Brief: Go through the entries below and count the lines holding the word "content". Reply with only the number, please.
"""
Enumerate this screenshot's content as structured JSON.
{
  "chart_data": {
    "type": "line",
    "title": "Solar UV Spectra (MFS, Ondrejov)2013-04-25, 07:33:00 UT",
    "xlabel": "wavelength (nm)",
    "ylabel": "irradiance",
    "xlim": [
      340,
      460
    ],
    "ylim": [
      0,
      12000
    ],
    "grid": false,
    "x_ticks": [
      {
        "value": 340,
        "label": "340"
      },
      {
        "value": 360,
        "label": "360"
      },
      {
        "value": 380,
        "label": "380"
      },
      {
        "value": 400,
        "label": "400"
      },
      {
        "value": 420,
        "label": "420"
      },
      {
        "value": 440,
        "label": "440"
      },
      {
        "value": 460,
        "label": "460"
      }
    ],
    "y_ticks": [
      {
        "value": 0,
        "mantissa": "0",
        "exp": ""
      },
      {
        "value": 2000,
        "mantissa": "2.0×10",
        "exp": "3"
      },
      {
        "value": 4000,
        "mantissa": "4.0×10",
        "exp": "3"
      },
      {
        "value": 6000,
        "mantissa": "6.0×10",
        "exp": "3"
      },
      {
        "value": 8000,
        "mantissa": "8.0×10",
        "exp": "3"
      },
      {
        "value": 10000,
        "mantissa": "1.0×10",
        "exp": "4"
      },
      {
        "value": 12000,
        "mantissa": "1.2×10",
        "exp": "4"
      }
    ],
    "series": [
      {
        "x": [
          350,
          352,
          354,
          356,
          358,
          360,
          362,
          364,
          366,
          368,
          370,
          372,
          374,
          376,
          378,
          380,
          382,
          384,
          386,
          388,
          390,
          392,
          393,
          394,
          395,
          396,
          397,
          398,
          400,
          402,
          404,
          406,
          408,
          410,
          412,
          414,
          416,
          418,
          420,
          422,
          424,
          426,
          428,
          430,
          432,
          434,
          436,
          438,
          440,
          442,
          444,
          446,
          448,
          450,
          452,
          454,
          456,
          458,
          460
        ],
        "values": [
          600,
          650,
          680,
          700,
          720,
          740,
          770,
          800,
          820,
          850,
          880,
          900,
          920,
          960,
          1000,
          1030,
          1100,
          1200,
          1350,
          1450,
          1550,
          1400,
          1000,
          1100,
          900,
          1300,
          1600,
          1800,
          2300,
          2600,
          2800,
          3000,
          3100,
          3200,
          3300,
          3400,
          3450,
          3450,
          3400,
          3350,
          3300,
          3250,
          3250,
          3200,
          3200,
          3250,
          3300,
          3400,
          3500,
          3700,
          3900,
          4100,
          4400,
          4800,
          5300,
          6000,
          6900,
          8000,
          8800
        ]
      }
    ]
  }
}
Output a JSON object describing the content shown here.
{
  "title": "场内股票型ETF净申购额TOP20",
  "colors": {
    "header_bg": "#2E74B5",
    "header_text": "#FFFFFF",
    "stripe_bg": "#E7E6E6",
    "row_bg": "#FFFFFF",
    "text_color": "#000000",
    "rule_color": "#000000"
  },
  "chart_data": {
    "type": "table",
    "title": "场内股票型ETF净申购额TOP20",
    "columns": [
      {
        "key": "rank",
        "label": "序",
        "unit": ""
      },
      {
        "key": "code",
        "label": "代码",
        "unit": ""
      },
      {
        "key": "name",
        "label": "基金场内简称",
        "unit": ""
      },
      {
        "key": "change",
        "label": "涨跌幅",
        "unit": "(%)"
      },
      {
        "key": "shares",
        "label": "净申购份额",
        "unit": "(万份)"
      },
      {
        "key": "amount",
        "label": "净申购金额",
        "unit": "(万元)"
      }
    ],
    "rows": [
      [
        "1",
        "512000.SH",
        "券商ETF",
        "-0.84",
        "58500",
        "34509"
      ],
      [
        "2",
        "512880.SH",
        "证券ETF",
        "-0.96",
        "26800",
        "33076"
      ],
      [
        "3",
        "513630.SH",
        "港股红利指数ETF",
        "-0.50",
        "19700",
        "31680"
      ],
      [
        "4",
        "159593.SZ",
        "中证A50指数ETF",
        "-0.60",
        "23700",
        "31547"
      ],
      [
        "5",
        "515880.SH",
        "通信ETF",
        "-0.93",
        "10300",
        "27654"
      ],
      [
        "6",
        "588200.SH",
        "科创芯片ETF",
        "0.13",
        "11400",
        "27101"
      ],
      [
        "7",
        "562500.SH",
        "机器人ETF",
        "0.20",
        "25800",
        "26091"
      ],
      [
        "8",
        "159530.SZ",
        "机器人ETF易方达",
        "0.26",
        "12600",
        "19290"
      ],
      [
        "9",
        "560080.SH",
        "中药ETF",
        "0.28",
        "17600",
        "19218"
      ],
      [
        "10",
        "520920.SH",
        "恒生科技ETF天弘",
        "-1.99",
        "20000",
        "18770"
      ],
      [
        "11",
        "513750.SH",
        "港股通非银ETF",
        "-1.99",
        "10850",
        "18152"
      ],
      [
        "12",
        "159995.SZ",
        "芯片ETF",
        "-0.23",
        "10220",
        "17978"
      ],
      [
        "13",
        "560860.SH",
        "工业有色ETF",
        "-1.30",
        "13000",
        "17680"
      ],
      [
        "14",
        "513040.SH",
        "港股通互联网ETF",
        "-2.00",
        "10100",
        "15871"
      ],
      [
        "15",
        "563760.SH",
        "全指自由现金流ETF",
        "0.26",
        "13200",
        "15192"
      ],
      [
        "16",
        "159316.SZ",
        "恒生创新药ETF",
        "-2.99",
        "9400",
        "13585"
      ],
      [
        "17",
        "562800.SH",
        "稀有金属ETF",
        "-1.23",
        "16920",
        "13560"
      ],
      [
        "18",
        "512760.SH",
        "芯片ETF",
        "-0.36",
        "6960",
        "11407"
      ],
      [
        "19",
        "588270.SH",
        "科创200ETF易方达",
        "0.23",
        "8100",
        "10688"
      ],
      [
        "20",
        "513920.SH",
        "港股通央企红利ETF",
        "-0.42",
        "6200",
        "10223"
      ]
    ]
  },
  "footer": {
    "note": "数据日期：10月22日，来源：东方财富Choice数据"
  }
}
"""
Result of this exercise: 2